GIVEN INSTRUCTION = Transcribe every line of the records verbatim.

Dataset items
-- start --
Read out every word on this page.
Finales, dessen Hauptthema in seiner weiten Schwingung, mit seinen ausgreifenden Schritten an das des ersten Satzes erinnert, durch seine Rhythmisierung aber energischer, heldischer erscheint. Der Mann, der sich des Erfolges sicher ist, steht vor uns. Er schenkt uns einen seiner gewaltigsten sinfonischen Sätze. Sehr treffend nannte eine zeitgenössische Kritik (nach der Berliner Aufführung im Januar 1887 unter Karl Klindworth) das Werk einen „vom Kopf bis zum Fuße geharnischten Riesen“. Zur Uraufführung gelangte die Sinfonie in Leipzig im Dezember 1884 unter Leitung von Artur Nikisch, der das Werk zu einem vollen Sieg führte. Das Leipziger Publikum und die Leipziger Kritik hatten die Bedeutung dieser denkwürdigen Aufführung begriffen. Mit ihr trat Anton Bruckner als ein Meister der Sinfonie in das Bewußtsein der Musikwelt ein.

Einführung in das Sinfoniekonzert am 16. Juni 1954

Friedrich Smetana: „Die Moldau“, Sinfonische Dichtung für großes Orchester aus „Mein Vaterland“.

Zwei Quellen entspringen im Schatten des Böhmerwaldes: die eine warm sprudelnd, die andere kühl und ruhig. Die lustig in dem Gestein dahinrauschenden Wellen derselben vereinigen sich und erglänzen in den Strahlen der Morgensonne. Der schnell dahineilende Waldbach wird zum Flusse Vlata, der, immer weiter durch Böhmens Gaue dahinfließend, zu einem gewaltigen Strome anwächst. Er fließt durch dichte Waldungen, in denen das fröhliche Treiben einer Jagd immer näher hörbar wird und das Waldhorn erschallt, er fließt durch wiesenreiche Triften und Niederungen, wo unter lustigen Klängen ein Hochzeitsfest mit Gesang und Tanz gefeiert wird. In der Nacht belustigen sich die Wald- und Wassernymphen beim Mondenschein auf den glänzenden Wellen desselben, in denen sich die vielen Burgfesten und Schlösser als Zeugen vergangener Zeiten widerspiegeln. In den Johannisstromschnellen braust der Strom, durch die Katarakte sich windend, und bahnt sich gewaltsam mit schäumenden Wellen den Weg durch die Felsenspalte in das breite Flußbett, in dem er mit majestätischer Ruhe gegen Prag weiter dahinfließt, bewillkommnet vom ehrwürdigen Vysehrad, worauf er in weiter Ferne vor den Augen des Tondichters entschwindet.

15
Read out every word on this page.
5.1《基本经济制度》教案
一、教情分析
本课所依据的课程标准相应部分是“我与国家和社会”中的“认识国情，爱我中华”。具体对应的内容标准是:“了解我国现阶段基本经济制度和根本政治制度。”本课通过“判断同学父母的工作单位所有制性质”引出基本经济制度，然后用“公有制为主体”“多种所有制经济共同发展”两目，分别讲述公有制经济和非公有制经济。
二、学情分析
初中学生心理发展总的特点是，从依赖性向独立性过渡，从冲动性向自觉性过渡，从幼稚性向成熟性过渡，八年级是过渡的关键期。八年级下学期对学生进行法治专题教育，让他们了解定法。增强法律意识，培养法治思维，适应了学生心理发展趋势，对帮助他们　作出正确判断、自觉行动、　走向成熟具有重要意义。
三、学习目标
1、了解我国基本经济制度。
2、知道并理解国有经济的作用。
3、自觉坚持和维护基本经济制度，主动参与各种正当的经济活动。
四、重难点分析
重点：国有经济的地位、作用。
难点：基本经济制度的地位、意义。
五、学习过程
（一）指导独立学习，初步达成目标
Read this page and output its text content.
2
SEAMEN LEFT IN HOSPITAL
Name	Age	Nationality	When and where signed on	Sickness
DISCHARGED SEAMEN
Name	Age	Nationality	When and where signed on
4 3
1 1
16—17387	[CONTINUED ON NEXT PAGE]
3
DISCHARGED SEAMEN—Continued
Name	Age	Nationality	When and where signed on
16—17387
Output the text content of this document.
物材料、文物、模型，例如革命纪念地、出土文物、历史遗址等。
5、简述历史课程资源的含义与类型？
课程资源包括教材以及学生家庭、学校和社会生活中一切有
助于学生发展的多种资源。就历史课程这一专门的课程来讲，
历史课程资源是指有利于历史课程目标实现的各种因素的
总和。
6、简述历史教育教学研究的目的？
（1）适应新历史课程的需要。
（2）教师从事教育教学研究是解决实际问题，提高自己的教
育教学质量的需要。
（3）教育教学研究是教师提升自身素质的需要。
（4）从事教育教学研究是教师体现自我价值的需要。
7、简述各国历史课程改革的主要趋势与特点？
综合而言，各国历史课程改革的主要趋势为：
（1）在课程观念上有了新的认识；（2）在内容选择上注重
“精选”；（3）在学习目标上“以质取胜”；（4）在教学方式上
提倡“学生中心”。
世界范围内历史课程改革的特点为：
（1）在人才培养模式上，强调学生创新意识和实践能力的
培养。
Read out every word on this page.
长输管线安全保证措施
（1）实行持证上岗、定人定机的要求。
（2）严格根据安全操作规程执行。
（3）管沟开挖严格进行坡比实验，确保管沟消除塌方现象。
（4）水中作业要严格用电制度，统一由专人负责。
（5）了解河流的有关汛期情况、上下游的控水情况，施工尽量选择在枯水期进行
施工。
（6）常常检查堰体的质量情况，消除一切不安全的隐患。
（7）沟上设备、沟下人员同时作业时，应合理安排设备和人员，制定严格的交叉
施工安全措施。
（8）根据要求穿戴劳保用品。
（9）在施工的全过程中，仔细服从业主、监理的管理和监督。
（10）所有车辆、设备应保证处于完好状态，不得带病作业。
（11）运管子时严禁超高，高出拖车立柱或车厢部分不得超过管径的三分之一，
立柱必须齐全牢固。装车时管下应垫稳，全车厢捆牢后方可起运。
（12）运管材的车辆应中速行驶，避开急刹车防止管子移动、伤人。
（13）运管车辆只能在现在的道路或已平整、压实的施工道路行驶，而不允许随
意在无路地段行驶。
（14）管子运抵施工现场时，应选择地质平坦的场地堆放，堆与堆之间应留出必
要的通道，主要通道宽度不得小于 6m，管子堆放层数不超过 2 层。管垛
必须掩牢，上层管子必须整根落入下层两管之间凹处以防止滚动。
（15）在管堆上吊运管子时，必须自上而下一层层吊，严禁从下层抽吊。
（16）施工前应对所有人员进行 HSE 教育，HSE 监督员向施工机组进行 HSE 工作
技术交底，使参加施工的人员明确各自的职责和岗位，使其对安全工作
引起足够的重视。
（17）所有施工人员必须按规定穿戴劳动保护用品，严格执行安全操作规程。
-- end --
EXERCISE RESPONSE =
Read out every word on this page.
Finales, dessen Hauptthema in seiner weiten Schwingung, mit seinen ausgreifenden Schritten an das des ersten Satzes erinnert, durch seine Rhythmisierung aber energischer, heldischer erscheint. Der Mann, der sich des Erfolges sicher ist, steht vor uns. Er schenkt uns einen seiner gewaltigsten sinfonischen Sätze. Sehr treffend nannte eine zeitgenössische Kritik (nach der Berliner Aufführung im Januar 1887 unter Karl Klindworth) das Werk einen „vom Kopf bis zum Fuße geharnischten Riesen“. Zur Uraufführung gelangte die Sinfonie in Leipzig im Dezember 1884 unter Leitung von Artur Nikisch, der das Werk zu einem vollen Sieg führte. Das Leipziger Publikum und die Leipziger Kritik hatten die Bedeutung dieser denkwürdigen Aufführung begriffen. Mit ihr trat Anton Bruckner als ein Meister der Sinfonie in das Bewußtsein der Musikwelt ein.

Einführung in das Sinfoniekonzert am 16. Juni 1954

Friedrich Smetana: „Die Moldau“, Sinfonische Dichtung für großes Orchester aus „Mein Vaterland“.

Zwei Quellen entspringen im Schatten des Böhmerwaldes: die eine warm sprudelnd, die andere kühl und ruhig. Die lustig in dem Gestein dahinrauschenden Wellen derselben vereinigen sich und erglänzen in den Strahlen der Morgensonne. Der schnell dahineilende Waldbach wird zum Flusse Vlata, der, immer weiter durch Böhmens Gaue dahinfließend, zu einem gewaltigen Strome anwächst. Er fließt durch dichte Waldungen, in denen das fröhliche Treiben einer Jagd immer näher hörbar wird und das Waldhorn erschallt, er fließt durch wiesenreiche Triften und Niederungen, wo unter lustigen Klängen ein Hochzeitsfest mit Gesang und Tanz gefeiert wird. In der Nacht belustigen sich die Wald- und Wassernymphen beim Mondenschein auf den glänzenden Wellen desselben, in denen sich die vielen Burgfesten und Schlösser als Zeugen vergangener Zeiten widerspiegeln. In den Johannisstromschnellen braust der Strom, durch die Katarakte sich windend, und bahnt sich gewaltsam mit schäumenden Wellen den Weg durch die Felsenspalte in das breite Flußbett, in dem er mit majestätischer Ruhe gegen Prag weiter dahinfließt, bewillkommnet vom ehrwürdigen Vysehrad, worauf er in weiter Ferne vor den Augen des Tondichters entschwindet.

15
Read out every word on this page.
5.1《基本经济制度》教案
一、教情分析
本课所依据的课程标准相应部分是“我与国家和社会”中的“认识国情，爱我中华”。具体对应的内容标准是:“了解我国现阶段基本经济制度和根本政治制度。”本课通过“判断同学父母的工作单位所有制性质”引出基本经济制度，然后用“公有制为主体”“多种所有制经济共同发展”两目，分别讲述公有制经济和非公有制经济。
二、学情分析
初中学生心理发展总的特点是，从依赖性向独立性过渡，从冲动性向自觉性过渡，从幼稚性向成熟性过渡，八年级是过渡的关键期。八年级下学期对学生进行法治专题教育，让他们了解定法。增强法律意识，培养法治思维，适应了学生心理发展趋势，对帮助他们　作出正确判断、自觉行动、　走向成熟具有重要意义。
三、学习目标
1、了解我国基本经济制度。
2、知道并理解国有经济的作用。
3、自觉坚持和维护基本经济制度，主动参与各种正当的经济活动。
四、重难点分析
重点：国有经济的地位、作用。
难点：基本经济制度的地位、意义。
五、学习过程
（一）指导独立学习，初步达成目标
Read this page and output its text content.
2
SEAMEN LEFT IN HOSPITAL
Name	Age	Nationality	When and where signed on	Sickness
DISCHARGED SEAMEN
Name	Age	Nationality	When and where signed on
4 3
1 1
16—17387	[CONTINUED ON NEXT PAGE]
3
DISCHARGED SEAMEN—Continued
Name	Age	Nationality	When and where signed on
16—17387
Output the text content of this document.
物材料、文物、模型，例如革命纪念地、出土文物、历史遗址等。
5、简述历史课程资源的含义与类型？
课程资源包括教材以及学生家庭、学校和社会生活中一切有
助于学生发展的多种资源。就历史课程这一专门的课程来讲，
历史课程资源是指有利于历史课程目标实现的各种因素的
总和。
6、简述历史教育教学研究的目的？
（1）适应新历史课程的需要。
（2）教师从事教育教学研究是解决实际问题，提高自己的教
育教学质量的需要。
（3）教育教学研究是教师提升自身素质的需要。
（4）从事教育教学研究是教师体现自我价值的需要。
7、简述各国历史课程改革的主要趋势与特点？
综合而言，各国历史课程改革的主要趋势为：
（1）在课程观念上有了新的认识；（2）在内容选择上注重
“精选”；（3）在学习目标上“以质取胜”；（4）在教学方式上
提倡“学生中心”。
世界范围内历史课程改革的特点为：
（1）在人才培养模式上，强调学生创新意识和实践能力的
培养。
Read out every word on this page.
长输管线安全保证措施
（1）实行持证上岗、定人定机的要求。
（2）严格根据安全操作规程执行。
（3）管沟开挖严格进行坡比实验，确保管沟消除塌方现象。
（4）水中作业要严格用电制度，统一由专人负责。
（5）了解河流的有关汛期情况、上下游的控水情况，施工尽量选择在枯水期进行
施工。
（6）常常检查堰体的质量情况，消除一切不安全的隐患。
（7）沟上设备、沟下人员同时作业时，应合理安排设备和人员，制定严格的交叉
施工安全措施。
（8）根据要求穿戴劳保用品。
（9）在施工的全过程中，仔细服从业主、监理的管理和监督。
（10）所有车辆、设备应保证处于完好状态，不得带病作业。
（11）运管子时严禁超高，高出拖车立柱或车厢部分不得超过管径的三分之一，
立柱必须齐全牢固。装车时管下应垫稳，全车厢捆牢后方可起运。
（12）运管材的车辆应中速行驶，避开急刹车防止管子移动、伤人。
（13）运管车辆只能在现在的道路或已平整、压实的施工道路行驶，而不允许随
意在无路地段行驶。
（14）管子运抵施工现场时，应选择地质平坦的场地堆放，堆与堆之间应留出必
要的通道，主要通道宽度不得小于 6m，管子堆放层数不超过 2 层。管垛
必须掩牢，上层管子必须整根落入下层两管之间凹处以防止滚动。
（15）在管堆上吊运管子时，必须自上而下一层层吊，严禁从下层抽吊。
（16）施工前应对所有人员进行 HSE 教育，HSE 监督员向施工机组进行 HSE 工作
技术交底，使参加施工的人员明确各自的职责和岗位，使其对安全工作
引起足够的重视。
（17）所有施工人员必须按规定穿戴劳动保护用品，严格执行安全操作规程。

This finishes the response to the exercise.